Dataset entries
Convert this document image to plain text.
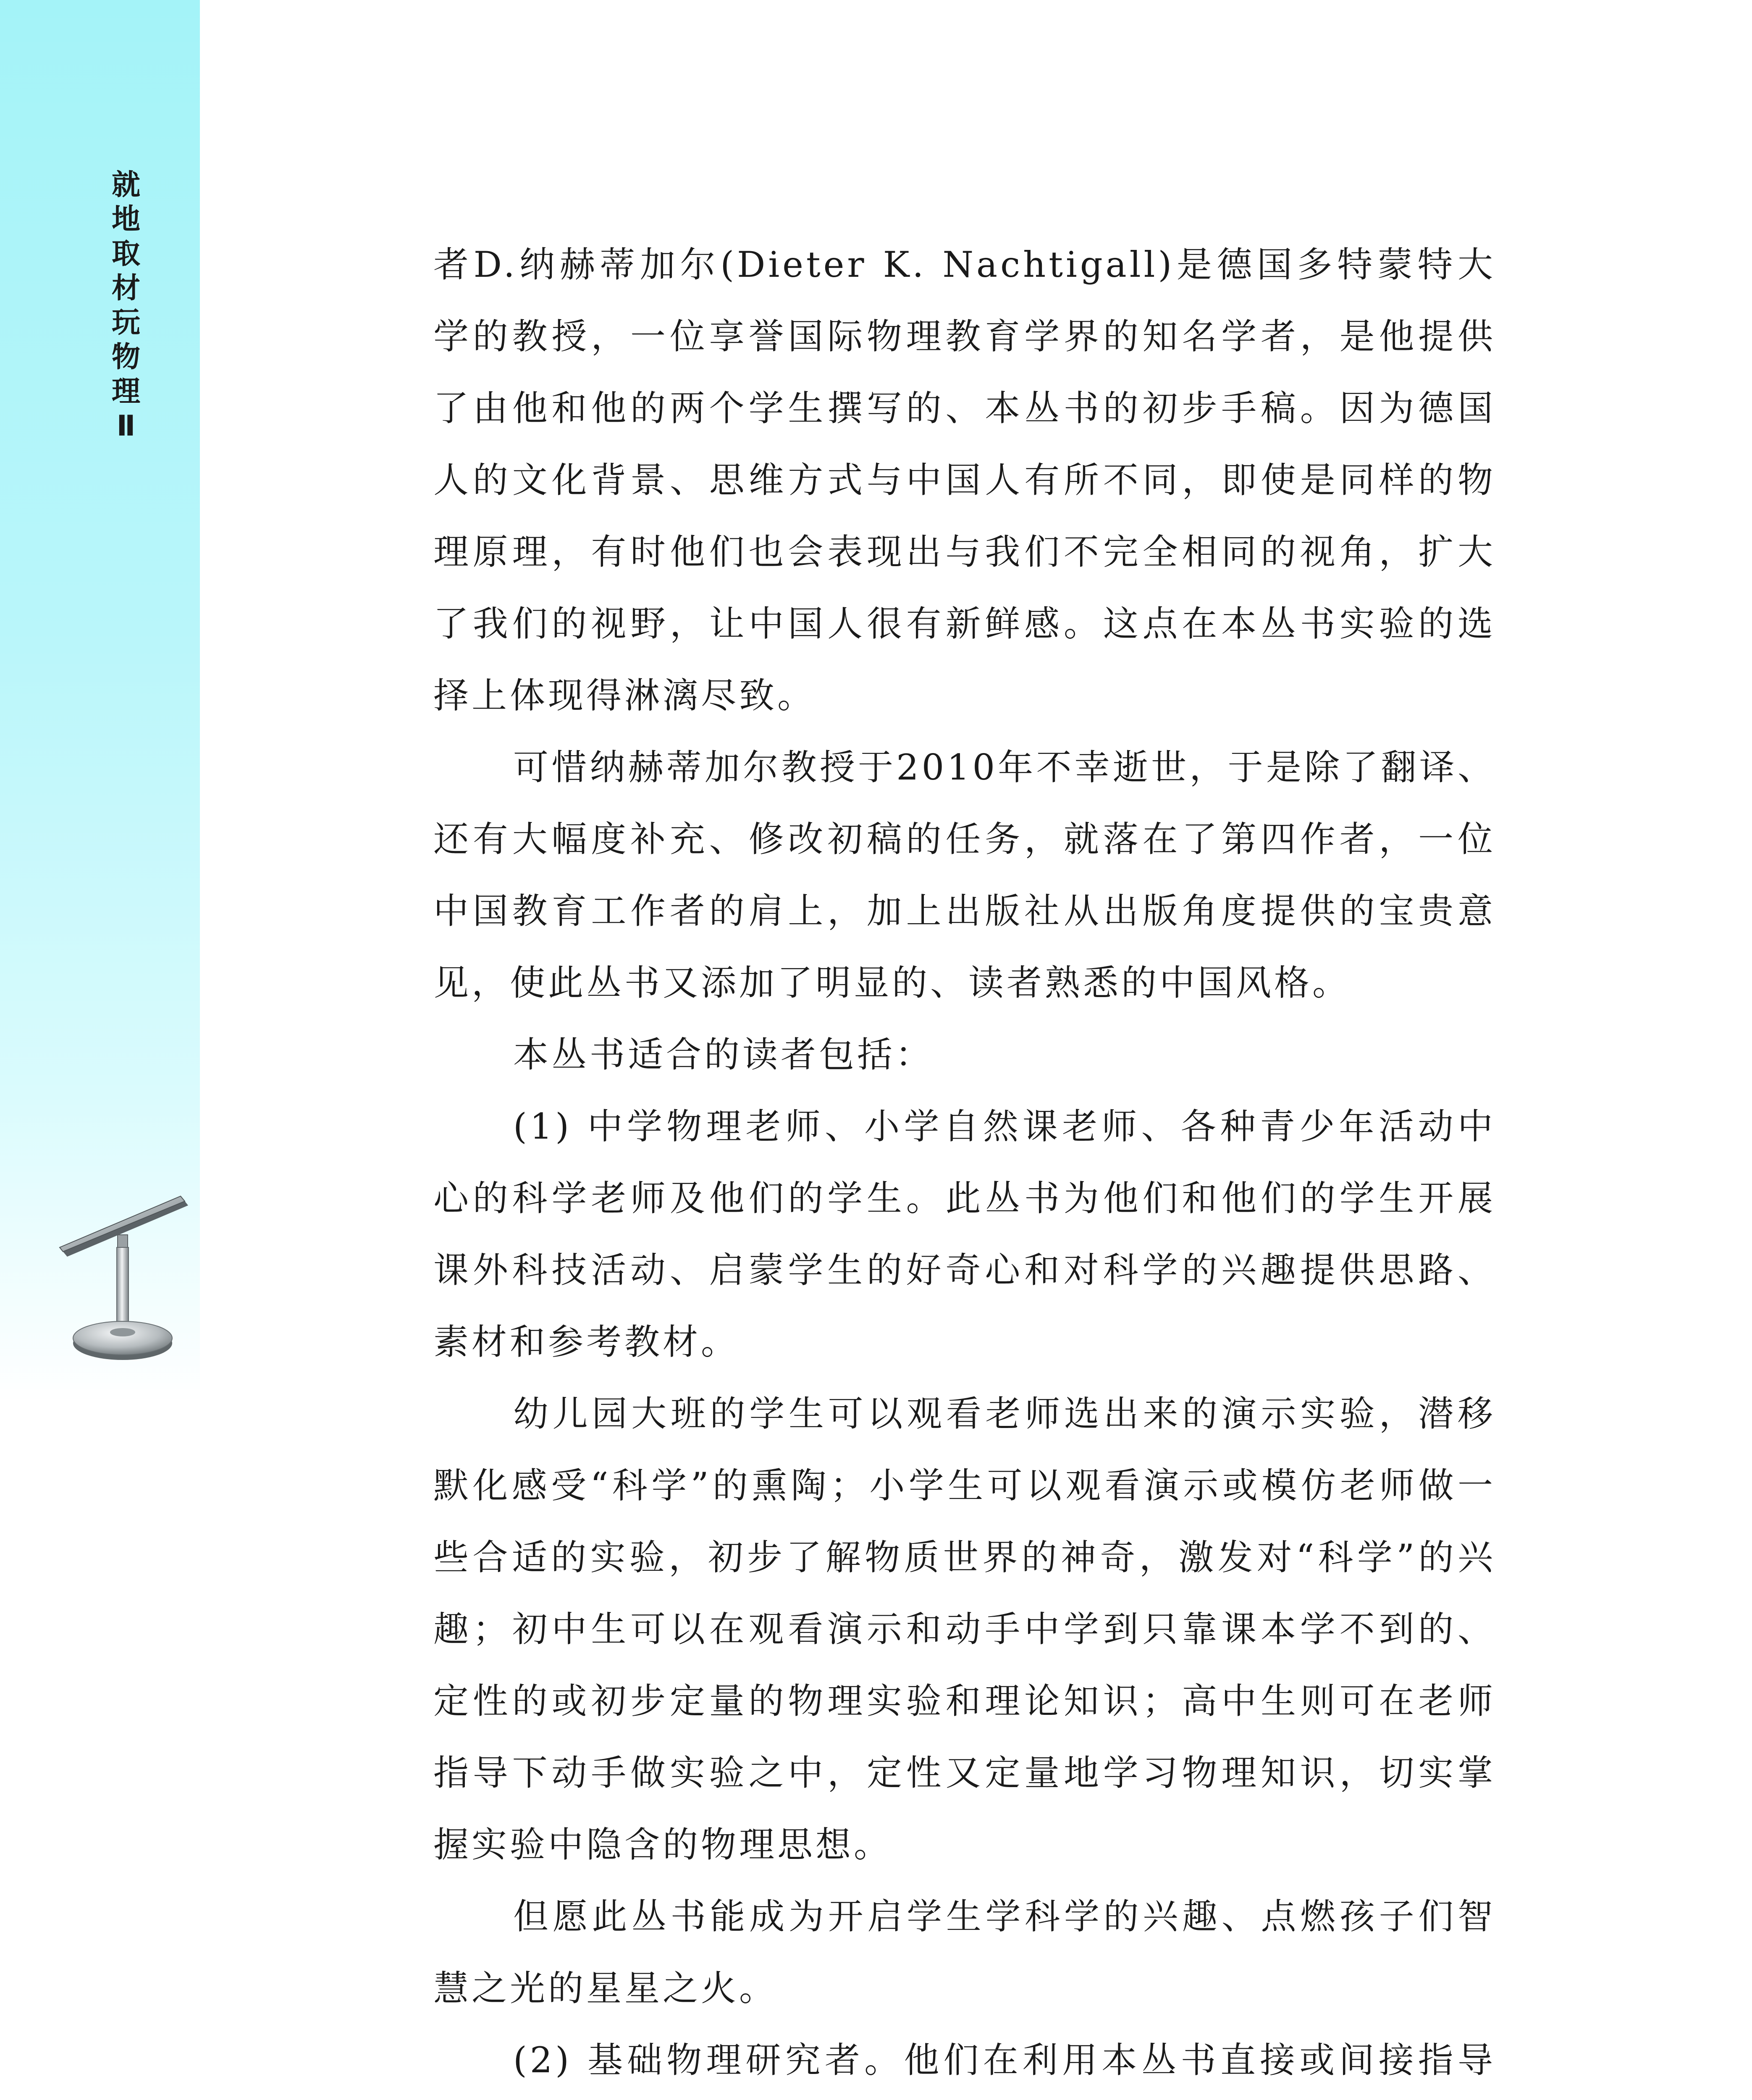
就地取材玩物理Ⅱ

者D.纳赫蒂加尔(Dieter K. Nachtigall)是德国多特蒙特大学的教授，一位享誉国际物理教育学界的知名学者，是他提供了由他和他的两个学生撰写的、本丛书的初步手稿。因为德国人的文化背景、思维方式与中国人有所不同，即使是同样的物理原理，有时他们也会表现出与我们不完全相同的视角，扩大了我们的视野，让中国人很有新鲜感。这点在本丛书实验的选择上体现得淋漓尽致。

可惜纳赫蒂加尔教授于2010年不幸逝世，于是除了翻译、还有大幅度补充、修改初稿的任务，就落在了第四作者，一位中国教育工作者的肩上，加上出版社从出版角度提供的宝贵意见，使此丛书又添加了明显的、读者熟悉的中国风格。

本丛书适合的读者包括：

(1) 中学物理老师、小学自然课老师、各种青少年活动中心的科学老师及他们的学生。此丛书为他们和他们的学生开展课外科技活动、启蒙学生的好奇心和对科学的兴趣提供思路、素材和参考教材。

幼儿园大班的学生可以观看老师选出来的演示实验，潜移默化感受“科学”的熏陶；小学生可以观看演示或模仿老师做一些合适的实验，初步了解物质世界的神奇，激发对“科学”的兴趣；初中生可以在观看演示和动手中学到只靠课本学不到的、定性的或初步定量的物理实验和理论知识；高中生则可在老师指导下动手做实验之中，定性又定量地学习物理知识，切实掌握实验中隐含的物理思想。

但愿此丛书能成为开启学生学科学的兴趣、点燃孩子们智慧之光的星星之火。

(2) 基础物理研究者。他们在利用本丛书直接或间接指导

= Directions =
Pictures are excluded; copy all other data exactly as shown.

= Answer to this problem =
Convert this document image to plain text.
就地取材玩物理Ⅱ

者D.纳赫蒂加尔(Dieter K. Nachtigall)是德国多特蒙特大学的教授，一位享誉国际物理教育学界的知名学者，是他提供了由他和他的两个学生撰写的、本丛书的初步手稿。因为德国人的文化背景、思维方式与中国人有所不同，即使是同样的物理原理，有时他们也会表现出与我们不完全相同的视角，扩大了我们的视野，让中国人很有新鲜感。这点在本丛书实验的选择上体现得淋漓尽致。

可惜纳赫蒂加尔教授于2010年不幸逝世，于是除了翻译、还有大幅度补充、修改初稿的任务，就落在了第四作者，一位中国教育工作者的肩上，加上出版社从出版角度提供的宝贵意见，使此丛书又添加了明显的、读者熟悉的中国风格。

本丛书适合的读者包括：

(1) 中学物理老师、小学自然课老师、各种青少年活动中心的科学老师及他们的学生。此丛书为他们和他们的学生开展课外科技活动、启蒙学生的好奇心和对科学的兴趣提供思路、素材和参考教材。

幼儿园大班的学生可以观看老师选出来的演示实验，潜移默化感受“科学”的熏陶；小学生可以观看演示或模仿老师做一些合适的实验，初步了解物质世界的神奇，激发对“科学”的兴趣；初中生可以在观看演示和动手中学到只靠课本学不到的、定性的或初步定量的物理实验和理论知识；高中生则可在老师指导下动手做实验之中，定性又定量地学习物理知识，切实掌握实验中隐含的物理思想。

但愿此丛书能成为开启学生学科学的兴趣、点燃孩子们智慧之光的星星之火。

(2) 基础物理研究者。他们在利用本丛书直接或间接指导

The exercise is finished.